▶ **Task statement**: Make an exact copy of the lines, leaving the pictures out.

▶ **Data extract**:
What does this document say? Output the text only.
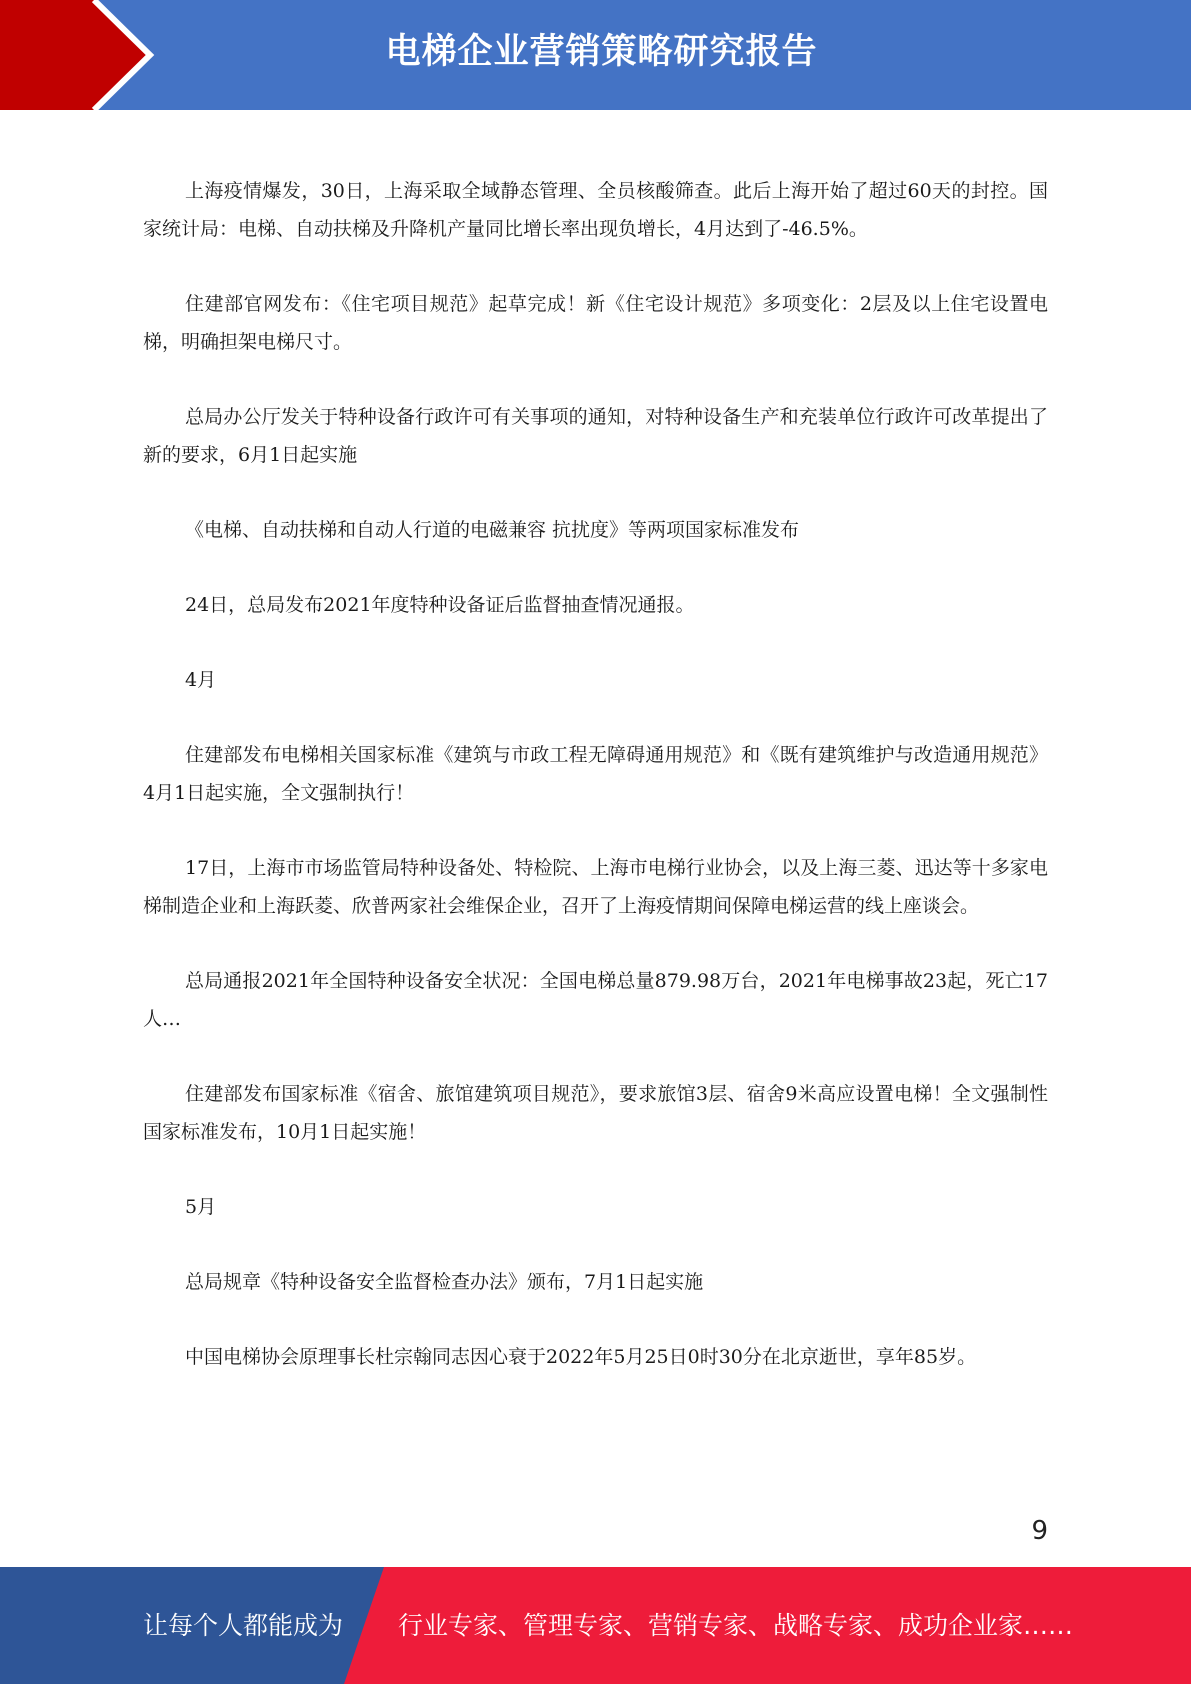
电梯企业营销策略研究报告

上海疫情爆发，30日，上海采取全域静态管理、全员核酸筛查。此后上海开始了超过60天的封控。国家统计局：电梯、自动扶梯及升降机产量同比增长率出现负增长，4月达到了-46.5%。

住建部官网发布：《住宅项目规范》起草完成！新《住宅设计规范》多项变化：2层及以上住宅设置电梯，明确担架电梯尺寸。

总局办公厅发关于特种设备行政许可有关事项的通知，对特种设备生产和充装单位行政许可改革提出了新的要求，6月1日起实施

《电梯、自动扶梯和自动人行道的电磁兼容 抗扰度》等两项国家标准发布

24日，总局发布2021年度特种设备证后监督抽查情况通报。

4月

住建部发布电梯相关国家标准《建筑与市政工程无障碍通用规范》和《既有建筑维护与改造通用规范》4月1日起实施，全文强制执行！

17日，上海市市场监管局特种设备处、特检院、上海市电梯行业协会，以及上海三菱、迅达等十多家电梯制造企业和上海跃菱、欣普两家社会维保企业，召开了上海疫情期间保障电梯运营的线上座谈会。

总局通报2021年全国特种设备安全状况：全国电梯总量879.98万台，2021年电梯事故23起，死亡17人…

住建部发布国家标准《宿舍、旅馆建筑项目规范》，要求旅馆3层、宿舍9米高应设置电梯！全文强制性国家标准发布，10月1日起实施！

5月

总局规章《特种设备安全监督检查办法》颁布，7月1日起实施

中国电梯协会原理事长杜宗翰同志因心衰于2022年5月25日0时30分在北京逝世，享年85岁。

9
让每个人都能成为 行业专家、管理专家、营销专家、战略专家、成功企业家……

▶ **Result of this exercise**:
What does this document say? Output the text only.
电梯企业营销策略研究报告

上海疫情爆发，30日，上海采取全域静态管理、全员核酸筛查。此后上海开始了超过60天的封控。国家统计局：电梯、自动扶梯及升降机产量同比增长率出现负增长，4月达到了-46.5%。

住建部官网发布：《住宅项目规范》起草完成！新《住宅设计规范》多项变化：2层及以上住宅设置电梯，明确担架电梯尺寸。

总局办公厅发关于特种设备行政许可有关事项的通知，对特种设备生产和充装单位行政许可改革提出了新的要求，6月1日起实施

《电梯、自动扶梯和自动人行道的电磁兼容 抗扰度》等两项国家标准发布

24日，总局发布2021年度特种设备证后监督抽查情况通报。

4月

住建部发布电梯相关国家标准《建筑与市政工程无障碍通用规范》和《既有建筑维护与改造通用规范》4月1日起实施，全文强制执行！

17日，上海市市场监管局特种设备处、特检院、上海市电梯行业协会，以及上海三菱、迅达等十多家电梯制造企业和上海跃菱、欣普两家社会维保企业，召开了上海疫情期间保障电梯运营的线上座谈会。

总局通报2021年全国特种设备安全状况：全国电梯总量879.98万台，2021年电梯事故23起，死亡17人…

住建部发布国家标准《宿舍、旅馆建筑项目规范》，要求旅馆3层、宿舍9米高应设置电梯！全文强制性国家标准发布，10月1日起实施！

5月

总局规章《特种设备安全监督检查办法》颁布，7月1日起实施

中国电梯协会原理事长杜宗翰同志因心衰于2022年5月25日0时30分在北京逝世，享年85岁。

9
让每个人都能成为 行业专家、管理专家、营销专家、战略专家、成功企业家……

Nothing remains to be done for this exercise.